Kutipan teks:
____________________

Ketika itu Sony mengajar pelajaran matematika, fisika, dan kimia untuk
siswa kelas satu, dua, dan tiga.
"Setelah itu,
saya bekerja sebagai pengajar di beberapa bimbingan belajar. Baru pada
tahun 1990 saya memutuskan untuk membuka bimbingan belajar sendiri,"
kata Sony.
Cikal bakal Sony
Sugema College (SSC) ini awalnya terletak di Jalan Dipatiukur. Modal
awal pendirian bimbel ini hanya Rp 1,5 juta, yang diperoleh Sony dari
pembayaran royalti buku-bukunya. Sony Sugema memang pernah menulis buku
tentang pembahasan soal-soal UMPTN yang setiap tahun selalu
diperbaharui.
Awalnya murid
bimbingan belajar ini hanya 140 orang dan Sony satu-satunya pengajar.

____________________

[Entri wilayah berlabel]
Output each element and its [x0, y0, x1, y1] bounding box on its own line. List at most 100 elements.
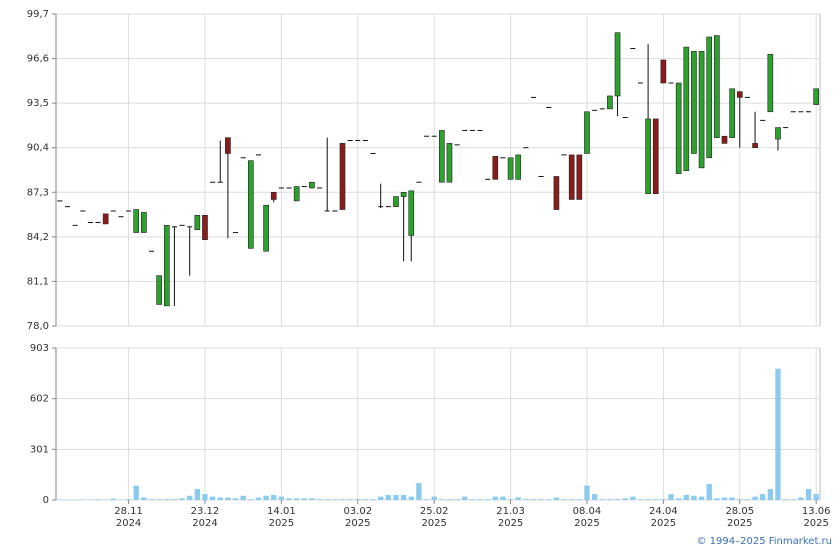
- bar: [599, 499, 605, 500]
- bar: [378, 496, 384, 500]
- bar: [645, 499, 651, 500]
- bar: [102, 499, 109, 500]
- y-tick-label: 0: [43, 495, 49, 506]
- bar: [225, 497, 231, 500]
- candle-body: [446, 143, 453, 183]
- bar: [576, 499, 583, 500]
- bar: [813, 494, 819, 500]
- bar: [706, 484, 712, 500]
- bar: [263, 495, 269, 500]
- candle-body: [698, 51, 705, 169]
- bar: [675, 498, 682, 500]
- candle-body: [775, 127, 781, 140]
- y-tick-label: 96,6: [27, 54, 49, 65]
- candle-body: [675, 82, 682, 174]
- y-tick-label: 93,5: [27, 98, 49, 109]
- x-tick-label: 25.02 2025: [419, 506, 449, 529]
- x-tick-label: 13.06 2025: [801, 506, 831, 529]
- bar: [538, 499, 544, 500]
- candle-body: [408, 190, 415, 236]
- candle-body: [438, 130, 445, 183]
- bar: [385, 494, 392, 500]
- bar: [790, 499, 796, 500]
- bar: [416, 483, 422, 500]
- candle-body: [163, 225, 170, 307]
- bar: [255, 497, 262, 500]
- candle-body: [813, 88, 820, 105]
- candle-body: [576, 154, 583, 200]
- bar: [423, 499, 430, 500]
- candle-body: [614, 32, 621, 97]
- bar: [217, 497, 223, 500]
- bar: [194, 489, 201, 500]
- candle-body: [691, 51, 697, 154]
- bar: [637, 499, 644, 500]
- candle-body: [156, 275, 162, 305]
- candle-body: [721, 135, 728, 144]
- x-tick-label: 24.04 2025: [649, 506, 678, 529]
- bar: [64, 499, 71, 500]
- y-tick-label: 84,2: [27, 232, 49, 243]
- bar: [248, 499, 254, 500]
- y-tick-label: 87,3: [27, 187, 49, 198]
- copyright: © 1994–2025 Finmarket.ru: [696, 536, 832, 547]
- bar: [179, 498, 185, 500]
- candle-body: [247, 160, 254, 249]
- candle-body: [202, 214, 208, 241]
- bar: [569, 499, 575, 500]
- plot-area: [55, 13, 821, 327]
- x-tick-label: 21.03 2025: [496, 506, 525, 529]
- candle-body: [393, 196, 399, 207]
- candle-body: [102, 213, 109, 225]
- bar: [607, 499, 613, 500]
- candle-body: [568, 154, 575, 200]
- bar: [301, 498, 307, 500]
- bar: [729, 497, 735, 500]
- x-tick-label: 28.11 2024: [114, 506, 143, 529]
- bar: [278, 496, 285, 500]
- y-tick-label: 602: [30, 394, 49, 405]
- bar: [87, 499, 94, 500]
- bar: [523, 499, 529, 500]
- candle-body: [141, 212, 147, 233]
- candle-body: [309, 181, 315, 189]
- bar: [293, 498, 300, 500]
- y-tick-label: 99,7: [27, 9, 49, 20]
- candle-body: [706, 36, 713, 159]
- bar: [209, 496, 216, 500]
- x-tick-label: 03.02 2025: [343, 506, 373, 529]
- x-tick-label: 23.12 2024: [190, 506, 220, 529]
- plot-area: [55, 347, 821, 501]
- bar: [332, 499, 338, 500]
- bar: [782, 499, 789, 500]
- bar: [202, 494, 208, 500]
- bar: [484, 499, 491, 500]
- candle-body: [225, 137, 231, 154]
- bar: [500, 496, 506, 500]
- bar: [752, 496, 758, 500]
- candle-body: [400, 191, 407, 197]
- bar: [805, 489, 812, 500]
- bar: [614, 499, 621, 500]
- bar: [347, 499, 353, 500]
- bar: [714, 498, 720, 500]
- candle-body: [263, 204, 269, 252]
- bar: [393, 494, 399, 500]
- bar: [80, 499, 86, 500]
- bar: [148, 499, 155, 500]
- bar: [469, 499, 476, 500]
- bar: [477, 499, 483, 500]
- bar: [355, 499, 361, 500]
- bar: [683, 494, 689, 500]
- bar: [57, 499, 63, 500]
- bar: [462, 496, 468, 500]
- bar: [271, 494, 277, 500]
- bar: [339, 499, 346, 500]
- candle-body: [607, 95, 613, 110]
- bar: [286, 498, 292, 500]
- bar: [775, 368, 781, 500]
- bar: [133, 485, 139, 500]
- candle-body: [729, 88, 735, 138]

____________________

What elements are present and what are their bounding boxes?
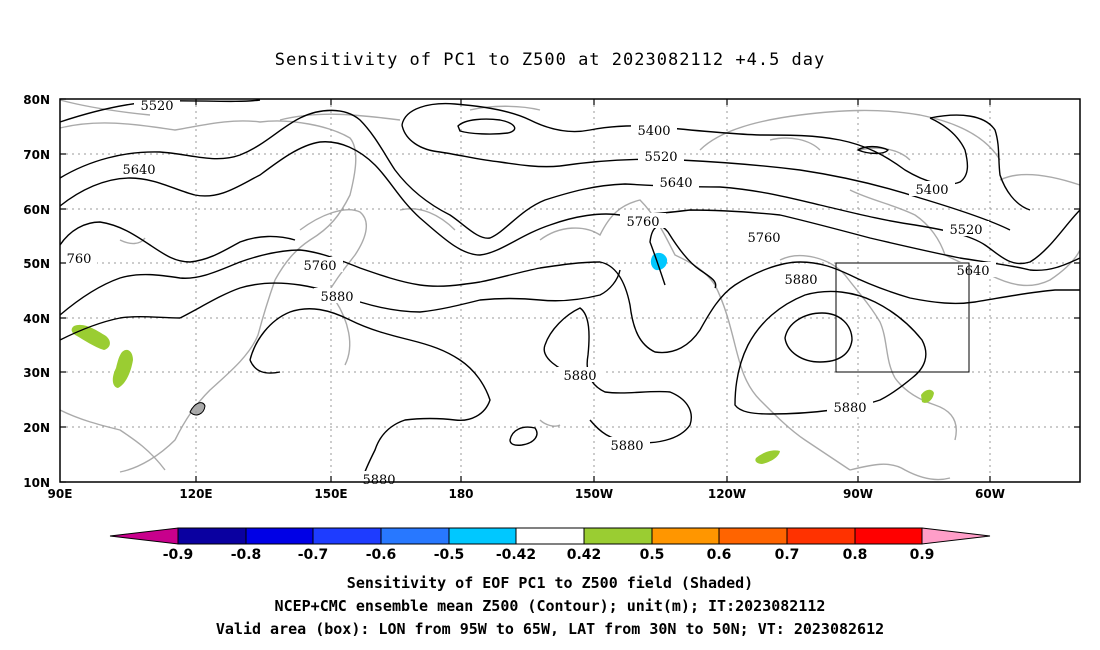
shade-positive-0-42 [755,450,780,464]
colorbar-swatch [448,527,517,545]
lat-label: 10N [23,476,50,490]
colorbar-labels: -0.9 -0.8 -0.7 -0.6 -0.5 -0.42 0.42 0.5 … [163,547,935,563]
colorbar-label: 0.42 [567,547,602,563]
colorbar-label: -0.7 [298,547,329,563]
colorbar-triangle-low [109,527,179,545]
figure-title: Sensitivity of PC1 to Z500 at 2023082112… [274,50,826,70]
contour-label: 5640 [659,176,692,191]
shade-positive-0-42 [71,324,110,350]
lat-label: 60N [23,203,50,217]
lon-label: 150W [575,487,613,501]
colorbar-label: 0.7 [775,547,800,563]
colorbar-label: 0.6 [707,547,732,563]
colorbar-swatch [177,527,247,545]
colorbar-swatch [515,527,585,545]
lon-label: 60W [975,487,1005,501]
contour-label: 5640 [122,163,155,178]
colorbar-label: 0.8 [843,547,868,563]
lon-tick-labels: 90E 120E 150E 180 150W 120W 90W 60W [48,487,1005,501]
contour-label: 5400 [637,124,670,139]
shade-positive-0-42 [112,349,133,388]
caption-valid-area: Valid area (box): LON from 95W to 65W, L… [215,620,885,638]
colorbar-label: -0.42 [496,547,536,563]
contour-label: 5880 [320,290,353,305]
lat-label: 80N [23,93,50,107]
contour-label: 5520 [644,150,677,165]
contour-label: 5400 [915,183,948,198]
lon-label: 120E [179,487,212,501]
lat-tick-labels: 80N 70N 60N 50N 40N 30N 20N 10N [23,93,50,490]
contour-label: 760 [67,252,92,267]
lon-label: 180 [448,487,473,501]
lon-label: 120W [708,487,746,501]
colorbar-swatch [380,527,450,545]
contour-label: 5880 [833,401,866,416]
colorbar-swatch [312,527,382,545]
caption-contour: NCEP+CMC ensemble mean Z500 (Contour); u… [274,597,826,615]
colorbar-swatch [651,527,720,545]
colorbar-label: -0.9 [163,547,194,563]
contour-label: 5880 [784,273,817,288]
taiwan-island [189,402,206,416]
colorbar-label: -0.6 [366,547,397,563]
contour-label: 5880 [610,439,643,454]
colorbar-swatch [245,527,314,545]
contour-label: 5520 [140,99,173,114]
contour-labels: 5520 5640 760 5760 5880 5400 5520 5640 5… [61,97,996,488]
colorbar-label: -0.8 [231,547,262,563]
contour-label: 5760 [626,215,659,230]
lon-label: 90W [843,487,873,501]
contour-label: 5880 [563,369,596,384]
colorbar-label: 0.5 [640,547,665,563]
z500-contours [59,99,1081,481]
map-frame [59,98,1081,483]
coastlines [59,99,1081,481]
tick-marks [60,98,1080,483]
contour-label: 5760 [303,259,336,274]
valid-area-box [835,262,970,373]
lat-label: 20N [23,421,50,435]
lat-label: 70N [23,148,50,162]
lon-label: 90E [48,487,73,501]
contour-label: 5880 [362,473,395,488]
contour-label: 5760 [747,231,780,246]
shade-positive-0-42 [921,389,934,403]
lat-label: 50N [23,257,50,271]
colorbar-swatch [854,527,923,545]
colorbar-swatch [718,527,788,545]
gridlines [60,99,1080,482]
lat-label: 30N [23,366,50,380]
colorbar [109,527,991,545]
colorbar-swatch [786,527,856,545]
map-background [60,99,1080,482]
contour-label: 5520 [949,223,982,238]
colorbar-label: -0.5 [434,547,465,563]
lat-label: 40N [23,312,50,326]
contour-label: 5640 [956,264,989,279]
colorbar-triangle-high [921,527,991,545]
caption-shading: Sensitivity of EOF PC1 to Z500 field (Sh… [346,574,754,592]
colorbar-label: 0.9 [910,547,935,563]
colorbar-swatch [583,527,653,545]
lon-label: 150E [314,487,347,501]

____________________

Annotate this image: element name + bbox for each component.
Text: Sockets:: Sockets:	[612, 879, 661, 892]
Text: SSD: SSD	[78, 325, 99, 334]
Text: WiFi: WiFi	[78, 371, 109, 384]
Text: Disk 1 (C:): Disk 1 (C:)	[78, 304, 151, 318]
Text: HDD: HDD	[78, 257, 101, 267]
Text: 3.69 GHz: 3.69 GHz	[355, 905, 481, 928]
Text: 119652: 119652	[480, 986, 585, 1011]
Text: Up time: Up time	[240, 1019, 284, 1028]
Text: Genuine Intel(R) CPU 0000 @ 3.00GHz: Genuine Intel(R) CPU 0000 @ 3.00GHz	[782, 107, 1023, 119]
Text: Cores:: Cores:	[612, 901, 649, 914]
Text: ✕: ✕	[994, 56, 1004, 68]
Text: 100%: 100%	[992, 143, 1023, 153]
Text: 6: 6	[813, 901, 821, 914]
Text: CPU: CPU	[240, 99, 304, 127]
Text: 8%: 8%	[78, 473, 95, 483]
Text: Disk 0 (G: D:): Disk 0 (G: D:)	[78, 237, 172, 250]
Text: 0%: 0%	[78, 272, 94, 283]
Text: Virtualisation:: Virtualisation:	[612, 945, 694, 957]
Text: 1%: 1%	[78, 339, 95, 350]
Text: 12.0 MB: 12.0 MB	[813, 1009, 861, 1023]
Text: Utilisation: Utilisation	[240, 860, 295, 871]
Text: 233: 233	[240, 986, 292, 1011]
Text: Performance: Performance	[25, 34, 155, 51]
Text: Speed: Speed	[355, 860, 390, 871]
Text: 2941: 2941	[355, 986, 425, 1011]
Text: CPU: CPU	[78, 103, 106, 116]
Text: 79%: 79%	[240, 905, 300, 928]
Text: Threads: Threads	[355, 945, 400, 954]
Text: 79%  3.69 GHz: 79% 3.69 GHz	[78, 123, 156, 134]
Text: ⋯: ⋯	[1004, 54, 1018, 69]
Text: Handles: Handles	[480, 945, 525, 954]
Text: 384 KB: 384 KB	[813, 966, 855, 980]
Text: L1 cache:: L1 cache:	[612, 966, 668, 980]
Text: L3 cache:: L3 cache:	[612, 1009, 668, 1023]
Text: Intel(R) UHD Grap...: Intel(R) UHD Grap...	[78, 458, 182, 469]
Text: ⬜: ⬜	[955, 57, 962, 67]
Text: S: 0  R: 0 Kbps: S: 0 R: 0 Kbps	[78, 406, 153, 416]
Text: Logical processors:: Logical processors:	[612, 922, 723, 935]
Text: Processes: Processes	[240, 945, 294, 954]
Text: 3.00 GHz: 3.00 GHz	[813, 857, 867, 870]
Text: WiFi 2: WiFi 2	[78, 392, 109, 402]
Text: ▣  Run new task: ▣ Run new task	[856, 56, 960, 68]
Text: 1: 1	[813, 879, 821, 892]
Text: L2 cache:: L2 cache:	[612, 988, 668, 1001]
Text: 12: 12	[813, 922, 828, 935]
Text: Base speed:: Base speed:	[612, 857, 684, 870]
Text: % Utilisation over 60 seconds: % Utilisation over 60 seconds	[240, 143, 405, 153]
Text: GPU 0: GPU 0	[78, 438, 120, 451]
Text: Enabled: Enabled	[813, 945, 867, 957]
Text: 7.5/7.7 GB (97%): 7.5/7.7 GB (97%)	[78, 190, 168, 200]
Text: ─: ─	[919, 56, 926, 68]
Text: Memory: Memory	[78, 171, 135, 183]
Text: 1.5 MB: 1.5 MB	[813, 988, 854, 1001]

____________________

Tugas singkat 1: Menurut teks tentang Sony Sugema, berapa modal awal untuk mendirikan bimbingan belajarnya?
Tugas singkat 2: Teruskan teks tentang Sony Sugema mulai dari kalimat terakhirnya.

Jawaban tertulis 1: Rp 1,5 juta.

Jawaban tertulis 2:
Uang sebesar Rp 1,5 juta itu, kata Sony, digunakannya untuk menyewa
ruangan tempat belajar sebesar Rp 750.000 dan sisanya untuk membayar
gaji karyawan. Bimbingan belajar ini awalnya hanya mengkhususkan diri
sebagai bimbingan belajar intensif untuk menghadapi Ujian Masuk
Perguruan Tinggi Negeri (UMPTN).
Lama kelamaan,
Sony merasa bahwa dirinya lambat laun tidak bisa menikmati hasil jerih
payahnya karena terlalu sibuk bekerja sebagai pengajar tunggal.
Akhirnya, dia memutuskan untuk meminta teman-temannya dari ITB, UNPAD,
dan IKIP (sekarang UPI) untuk membantunya mengajar di bimbingan belajar
tersebut.
Tahun 1991, dia
membuka cabang di Jakarta disusul cabang-cabang di seluruh Indonesia.
Lembaga bimbingan belajar ini berhasil meluluskan 618 orang siswanya ke
ITB. Jumlah ini, kata Sony, menunjukkan hampir separuh mahasiswa ITB
merupakan lulusan SSC.
Ketika ditanya
apa yang membedakan SSC dengan bimbingan belajar lain, Sony mengaku dia
menerapkan dua sistem pengajaran. Sistem yang pertama, kata Sony, dia
menciptakan sistem penyelesaian soal dengan cepat yang diklaim sebagai
the fastest solution.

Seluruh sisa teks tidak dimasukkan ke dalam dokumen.